**DATA ENTRIES:**
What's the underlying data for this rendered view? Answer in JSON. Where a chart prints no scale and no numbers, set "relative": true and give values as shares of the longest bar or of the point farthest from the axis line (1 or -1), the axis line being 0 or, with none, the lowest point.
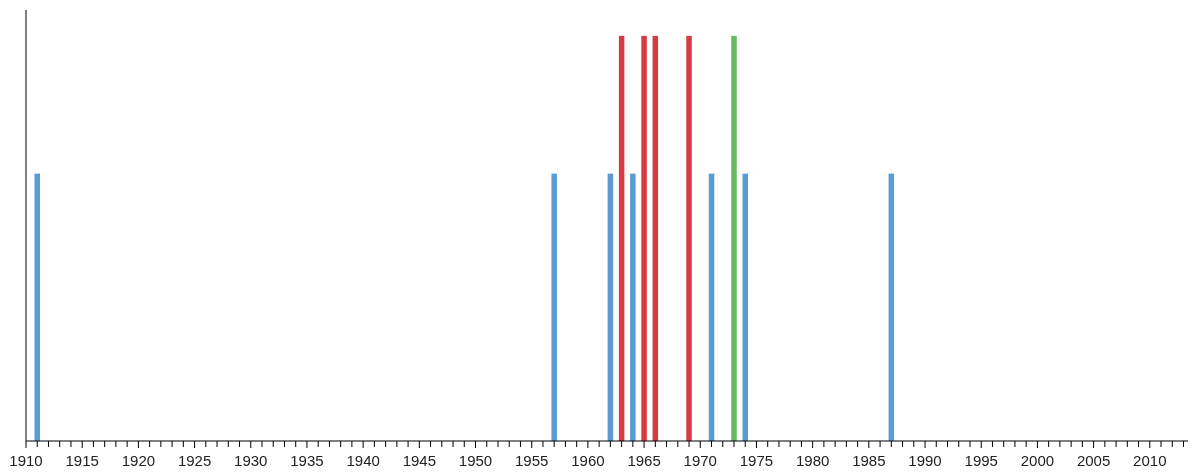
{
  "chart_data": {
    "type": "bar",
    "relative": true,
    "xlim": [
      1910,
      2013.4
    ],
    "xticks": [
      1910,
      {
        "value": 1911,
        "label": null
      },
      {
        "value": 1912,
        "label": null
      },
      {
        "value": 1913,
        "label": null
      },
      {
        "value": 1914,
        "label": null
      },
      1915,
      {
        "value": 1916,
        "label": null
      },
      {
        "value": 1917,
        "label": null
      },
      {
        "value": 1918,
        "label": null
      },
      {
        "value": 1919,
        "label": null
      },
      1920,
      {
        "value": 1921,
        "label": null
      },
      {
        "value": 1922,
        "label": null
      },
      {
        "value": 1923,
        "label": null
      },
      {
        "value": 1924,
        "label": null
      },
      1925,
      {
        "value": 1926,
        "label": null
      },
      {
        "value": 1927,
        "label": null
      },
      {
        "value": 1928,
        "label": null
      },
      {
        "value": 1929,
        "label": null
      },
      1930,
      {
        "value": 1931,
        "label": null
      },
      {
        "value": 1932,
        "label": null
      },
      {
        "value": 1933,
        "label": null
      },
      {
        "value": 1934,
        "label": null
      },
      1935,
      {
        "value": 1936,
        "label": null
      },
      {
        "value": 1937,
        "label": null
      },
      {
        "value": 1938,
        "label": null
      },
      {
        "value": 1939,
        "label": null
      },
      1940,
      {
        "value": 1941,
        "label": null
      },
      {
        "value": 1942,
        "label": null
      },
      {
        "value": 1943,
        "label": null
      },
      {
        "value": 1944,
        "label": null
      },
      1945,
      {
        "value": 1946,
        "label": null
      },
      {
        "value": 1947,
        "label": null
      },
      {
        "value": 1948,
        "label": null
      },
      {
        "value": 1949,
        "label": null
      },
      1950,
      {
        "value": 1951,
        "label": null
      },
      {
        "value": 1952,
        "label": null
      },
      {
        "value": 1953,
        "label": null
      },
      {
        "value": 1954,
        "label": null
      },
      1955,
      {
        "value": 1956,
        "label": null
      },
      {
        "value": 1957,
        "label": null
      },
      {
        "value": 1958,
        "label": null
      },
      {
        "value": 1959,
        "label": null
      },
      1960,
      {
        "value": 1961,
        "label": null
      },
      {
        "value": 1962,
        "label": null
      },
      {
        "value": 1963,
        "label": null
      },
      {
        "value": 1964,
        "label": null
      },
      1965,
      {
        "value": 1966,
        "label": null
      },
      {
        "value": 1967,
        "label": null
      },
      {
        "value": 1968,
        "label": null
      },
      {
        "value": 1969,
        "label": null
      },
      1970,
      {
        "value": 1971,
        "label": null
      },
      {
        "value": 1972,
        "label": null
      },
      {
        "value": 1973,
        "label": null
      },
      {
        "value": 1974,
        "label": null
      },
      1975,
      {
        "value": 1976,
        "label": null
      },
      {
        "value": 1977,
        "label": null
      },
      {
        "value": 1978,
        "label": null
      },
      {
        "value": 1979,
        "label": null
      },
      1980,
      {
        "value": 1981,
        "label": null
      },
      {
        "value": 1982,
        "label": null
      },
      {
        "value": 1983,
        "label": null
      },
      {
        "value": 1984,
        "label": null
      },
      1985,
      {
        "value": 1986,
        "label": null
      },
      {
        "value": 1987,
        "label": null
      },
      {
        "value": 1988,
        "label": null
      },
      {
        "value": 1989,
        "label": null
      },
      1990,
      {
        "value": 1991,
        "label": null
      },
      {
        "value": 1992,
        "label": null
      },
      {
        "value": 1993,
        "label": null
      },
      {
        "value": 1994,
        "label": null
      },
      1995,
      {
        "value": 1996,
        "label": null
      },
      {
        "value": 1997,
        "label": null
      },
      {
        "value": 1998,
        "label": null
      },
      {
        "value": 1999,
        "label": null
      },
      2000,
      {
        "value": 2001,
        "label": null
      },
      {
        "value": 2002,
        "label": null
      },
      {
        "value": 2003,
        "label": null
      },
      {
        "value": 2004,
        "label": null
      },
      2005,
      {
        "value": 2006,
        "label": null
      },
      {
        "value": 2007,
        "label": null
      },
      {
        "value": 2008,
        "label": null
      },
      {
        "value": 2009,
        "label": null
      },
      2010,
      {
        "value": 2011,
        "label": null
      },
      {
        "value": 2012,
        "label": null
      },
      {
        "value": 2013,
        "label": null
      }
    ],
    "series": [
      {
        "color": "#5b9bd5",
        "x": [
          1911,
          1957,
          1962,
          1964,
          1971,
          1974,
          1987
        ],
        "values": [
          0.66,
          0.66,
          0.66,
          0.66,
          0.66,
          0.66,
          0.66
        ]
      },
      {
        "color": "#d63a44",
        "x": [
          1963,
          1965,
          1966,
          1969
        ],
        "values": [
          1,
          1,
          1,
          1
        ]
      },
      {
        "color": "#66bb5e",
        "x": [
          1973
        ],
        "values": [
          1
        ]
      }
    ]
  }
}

...

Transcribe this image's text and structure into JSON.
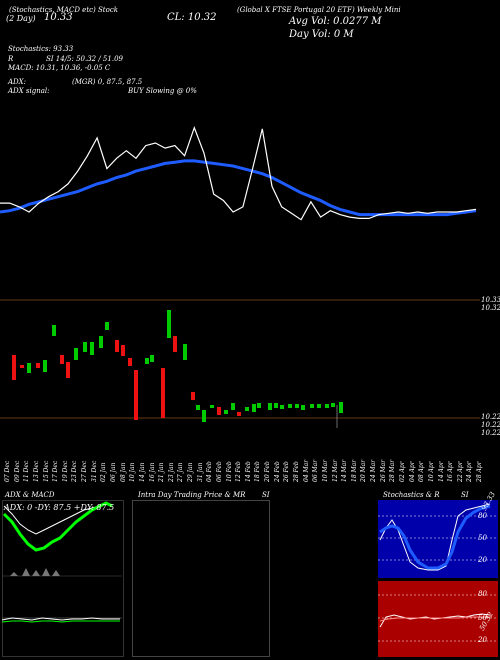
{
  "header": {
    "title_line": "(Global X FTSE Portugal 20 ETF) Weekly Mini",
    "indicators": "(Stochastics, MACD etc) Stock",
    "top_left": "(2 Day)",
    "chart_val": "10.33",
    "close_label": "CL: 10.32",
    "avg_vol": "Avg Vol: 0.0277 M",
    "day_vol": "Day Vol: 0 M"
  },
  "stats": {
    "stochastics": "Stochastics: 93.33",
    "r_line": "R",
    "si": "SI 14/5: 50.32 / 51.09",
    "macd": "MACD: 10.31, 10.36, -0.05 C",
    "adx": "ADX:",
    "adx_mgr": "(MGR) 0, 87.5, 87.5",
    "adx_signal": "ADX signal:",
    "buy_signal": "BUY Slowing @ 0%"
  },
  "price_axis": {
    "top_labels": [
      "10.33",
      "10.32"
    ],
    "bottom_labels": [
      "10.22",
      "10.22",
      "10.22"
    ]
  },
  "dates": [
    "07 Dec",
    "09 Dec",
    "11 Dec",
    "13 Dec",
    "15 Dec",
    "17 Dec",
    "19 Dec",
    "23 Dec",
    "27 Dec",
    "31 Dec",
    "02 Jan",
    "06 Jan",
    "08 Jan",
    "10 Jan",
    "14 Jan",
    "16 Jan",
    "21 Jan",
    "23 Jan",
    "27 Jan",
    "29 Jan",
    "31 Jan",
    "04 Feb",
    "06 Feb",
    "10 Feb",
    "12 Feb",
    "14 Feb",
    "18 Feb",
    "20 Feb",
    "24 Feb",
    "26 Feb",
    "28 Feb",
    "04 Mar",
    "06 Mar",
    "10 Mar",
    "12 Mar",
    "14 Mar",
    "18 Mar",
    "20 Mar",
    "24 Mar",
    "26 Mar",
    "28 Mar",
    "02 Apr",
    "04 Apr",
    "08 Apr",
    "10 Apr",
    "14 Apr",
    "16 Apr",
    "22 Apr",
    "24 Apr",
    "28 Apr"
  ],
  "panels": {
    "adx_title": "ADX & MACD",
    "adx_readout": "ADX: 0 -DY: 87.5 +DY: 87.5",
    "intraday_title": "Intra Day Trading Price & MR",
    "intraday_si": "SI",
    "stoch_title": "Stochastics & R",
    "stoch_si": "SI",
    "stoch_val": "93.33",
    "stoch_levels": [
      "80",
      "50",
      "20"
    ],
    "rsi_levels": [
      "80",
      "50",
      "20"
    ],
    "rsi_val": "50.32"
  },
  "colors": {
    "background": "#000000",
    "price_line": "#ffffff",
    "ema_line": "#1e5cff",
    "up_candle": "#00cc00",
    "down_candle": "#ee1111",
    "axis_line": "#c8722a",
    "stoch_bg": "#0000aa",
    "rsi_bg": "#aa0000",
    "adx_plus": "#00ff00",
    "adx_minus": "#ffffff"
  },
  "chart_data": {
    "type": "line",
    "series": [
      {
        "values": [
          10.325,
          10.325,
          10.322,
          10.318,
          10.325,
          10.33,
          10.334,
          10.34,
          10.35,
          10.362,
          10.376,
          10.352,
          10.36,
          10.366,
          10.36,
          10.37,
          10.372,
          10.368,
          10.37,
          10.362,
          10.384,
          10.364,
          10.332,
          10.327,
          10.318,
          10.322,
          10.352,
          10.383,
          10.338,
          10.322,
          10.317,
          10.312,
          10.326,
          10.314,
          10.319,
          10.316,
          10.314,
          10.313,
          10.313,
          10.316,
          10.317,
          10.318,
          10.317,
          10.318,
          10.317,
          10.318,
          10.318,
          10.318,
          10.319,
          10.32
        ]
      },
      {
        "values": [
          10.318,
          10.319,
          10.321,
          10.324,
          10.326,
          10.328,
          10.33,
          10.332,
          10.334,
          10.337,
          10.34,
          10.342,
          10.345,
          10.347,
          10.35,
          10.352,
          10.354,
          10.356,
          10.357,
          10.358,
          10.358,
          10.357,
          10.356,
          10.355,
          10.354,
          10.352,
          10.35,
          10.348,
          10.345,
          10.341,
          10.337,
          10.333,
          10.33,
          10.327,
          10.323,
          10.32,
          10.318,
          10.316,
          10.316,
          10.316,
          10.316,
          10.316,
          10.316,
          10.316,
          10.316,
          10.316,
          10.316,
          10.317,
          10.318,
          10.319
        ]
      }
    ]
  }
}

**DESCRIPTION OF THE TASK:** Select every line of the records holding the string "JSON".

**THE RESPONSE:**
What's the underlying data for this rendered view? Answer in JSON. Where a chart prints no scale and no numbers, set "relative": true and give values as shares of the longest bar or of the point farthest from the axis line (1 or -1), the axis line being 0 or, with none, the lowest point.
Transcribe this image's text and structure into JSON.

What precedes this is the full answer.